Extracted data entries
• • • • • • •
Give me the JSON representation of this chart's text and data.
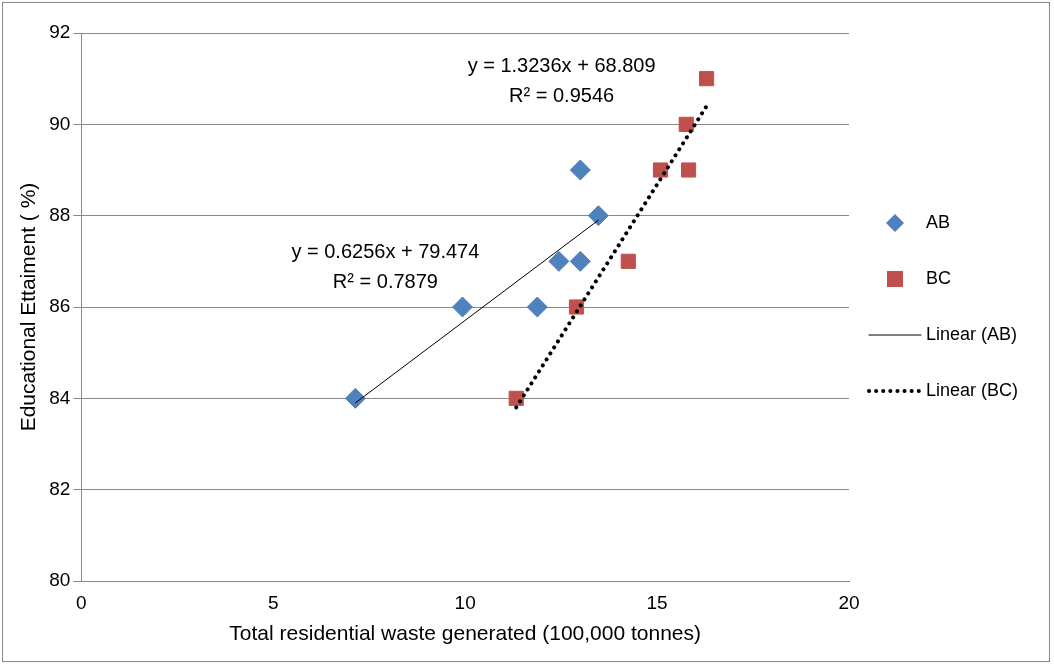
{
  "chart_data": {
    "type": "scatter",
    "xlabel": "Total residential waste generated (100,000 tonnes)",
    "ylabel": "Educational Ettaiment ( %)",
    "xlim": [
      0,
      20
    ],
    "xticks": [
      0,
      5,
      10,
      15,
      20
    ],
    "ylim": [
      80,
      92
    ],
    "yticks": [
      80,
      82,
      84,
      86,
      88,
      90,
      92
    ],
    "grid": "y",
    "legend": "right",
    "series": [
      {
        "name": "AB",
        "color": "#4f81bd",
        "marker": "diamond",
        "x": [
          7.14,
          9.93,
          11.88,
          12.44,
          13.0,
          13.0,
          13.47
        ],
        "values": [
          84,
          86,
          86,
          87,
          87,
          89,
          88
        ]
      },
      {
        "name": "BC",
        "color": "#c0504d",
        "marker": "square",
        "x": [
          11.33,
          12.9,
          14.25,
          15.09,
          15.76,
          15.82,
          16.29
        ],
        "values": [
          84,
          86,
          87,
          89,
          90,
          89,
          91
        ]
      },
      {
        "name": "Linear (AB)",
        "type": "line",
        "color": "#000000",
        "marker": "none",
        "line_style": "solid",
        "x": [
          7.14,
          13.47
        ],
        "values": [
          83.9,
          87.9
        ]
      },
      {
        "name": "Linear (BC)",
        "type": "line",
        "color": "#000000",
        "marker": "none",
        "line_style": "dotted",
        "x": [
          11.33,
          16.29
        ],
        "values": [
          83.8,
          90.4
        ]
      }
    ],
    "annotations": [
      "y = 0.6256x + 79.474",
      "R² = 0.7879",
      "y = 1.3236x + 68.809",
      "R² = 0.9546"
    ]
  }
}
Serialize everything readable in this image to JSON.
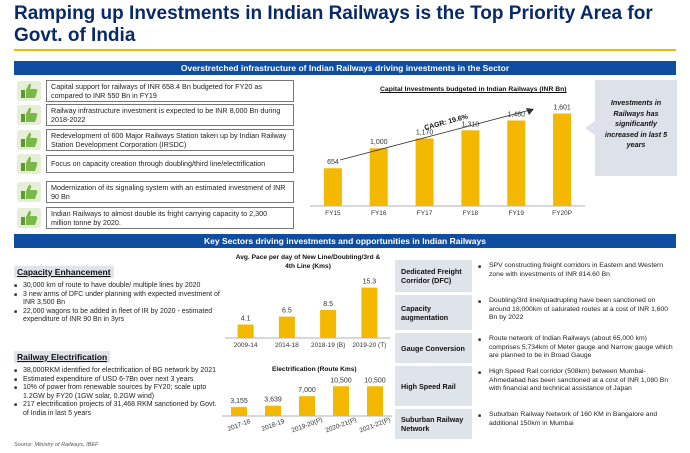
{
  "title": "Ramping up Investments in Indian Railways is the Top Priority Area for Govt. of India",
  "band_top": "Overstretched infrastructure of Indian Railways driving investments in the Sector",
  "band_bottom": "Key Sectors driving investments and opportunities in Indian Railways",
  "investment_points": [
    "Capital support for railways of INR 658.4 Bn budgeted for FY20 as compared to INR 550 Bn in FY19",
    "Railway infrastructure investment is expected to be INR 8,000 Bn during 2018-2022",
    "Redevelopment of 600 Major Railways Station taken up by Indian Railway Station Development Corporation (IRSDC)",
    "Focus on capacity creation through doubling/third line/electrification",
    "Modernization of its signaling system with an estimated investment of INR 90 Bn",
    "Indian Railways to almost double its fright carrying capacity to 2,300 million tonne by 2020."
  ],
  "callout": "Investments in Railways has significantly increased in last 5 years",
  "capacity": {
    "heading": "Capacity Enhancement",
    "bullets": [
      "30,000 km of route to have double/ multiple lines by 2020",
      "3 new arms of DFC under planning with expected investment of INR 3,500 Bn",
      "22,000 wagons to be added in fleet of IR by 2020 - estimated expenditure of INR 90 Bn in 3yrs"
    ]
  },
  "electrification": {
    "heading": "Railway Electrification",
    "bullets": [
      "38,000RKM identified for electrification of BG network by 2021",
      "Estimated expenditure of USD 6-7Bn over next 3 years",
      "10% of power from renewable sources by FY20; scale upto 1.2GW by FY20 (1GW solar, 0.2GW wind)",
      "217 electrification projects of 31,468 RKM sanctioned by Govt. of India in last 5 years"
    ]
  },
  "sectors": [
    {
      "name": "Dedicated Freight Corridor (DFC)",
      "desc": "SPV constructing freight corridors in Eastern and Western zone with investments of INR 814.60 Bn"
    },
    {
      "name": "Capacity augmentation",
      "desc": "Doubling/3rd line/quadrupling have been sanctioned on around 18,000km of saturated routes at a cost of INR 1,600 Bn by 2022"
    },
    {
      "name": "Gauge Conversion",
      "desc": "Route network of Indian Railways (about 65,000 km) comprises 5,734km of Meter gauge and Narrow gauge which are planned to be in Broad Gauge"
    },
    {
      "name": "High Speed Rail",
      "desc": "High Speed Rail corridor (508km) between Mumbai-Ahmedabad has been sanctioned at a cost of INR 1,080 Bn with financial and technical assistance of Japan"
    },
    {
      "name": "Suburban Railway Network",
      "desc": "Suburban Railway Network of 160 KM in Bangalore and additional 150km in Mumbai"
    }
  ],
  "source": "Source: Ministry of Railways, IBEF",
  "colors": {
    "navy": "#0a2a66",
    "band": "#0e4d9f",
    "gold": "#f5b800",
    "green": "#6fae3f"
  },
  "chart_data": [
    {
      "type": "bar",
      "title": "Capital Investments budgeted in Indian Railways (INR Bn)",
      "categories": [
        "FY15",
        "FY16",
        "FY17",
        "FY18",
        "FY19",
        "FY20P"
      ],
      "values": [
        654,
        1000,
        1170,
        1310,
        1480,
        1601
      ],
      "value_labels": [
        "654",
        "1,000",
        "1,170",
        "1,310",
        "1,480",
        "1,601"
      ],
      "annotation": "CAGR: 19.6%",
      "ylim": [
        0,
        1800
      ]
    },
    {
      "type": "bar",
      "title": "Avg. Pace per day of New Line/Doubling/3rd & 4th Line (Kms)",
      "categories": [
        "2009-14",
        "2014-18",
        "2018-19 (B)",
        "2019-20 (T)"
      ],
      "values": [
        4.1,
        6.5,
        8.5,
        15.3
      ],
      "value_labels": [
        "4.1",
        "6.5",
        "8.5",
        "15.3"
      ],
      "ylim": [
        0,
        17
      ]
    },
    {
      "type": "bar",
      "title": "Electrification (Route Kms)",
      "categories": [
        "2017-18",
        "2018-19",
        "2019-20(P)",
        "2020-21(P)",
        "2021-22(P)"
      ],
      "values": [
        3155,
        3639,
        7000,
        10500,
        10500
      ],
      "value_labels": [
        "3,155",
        "3,639",
        "7,000",
        "10,500",
        "10,500"
      ],
      "ylim": [
        0,
        12000
      ]
    }
  ]
}
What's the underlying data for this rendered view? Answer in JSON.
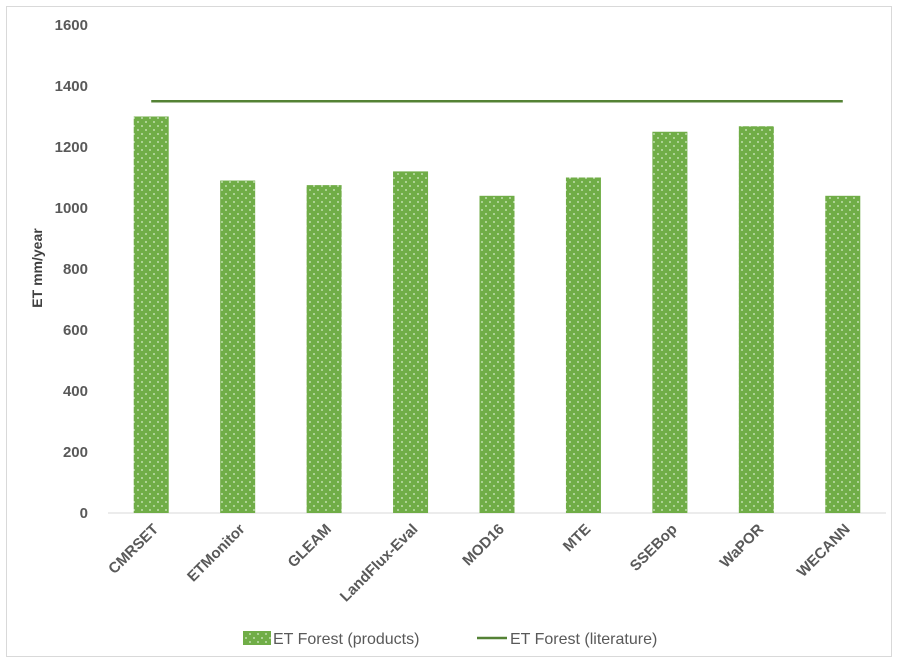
• • • • • • •
Check each line of the records for the string "driving" and state how many lines contain it. Give only the number.

### [CORRECT ANSWER]
2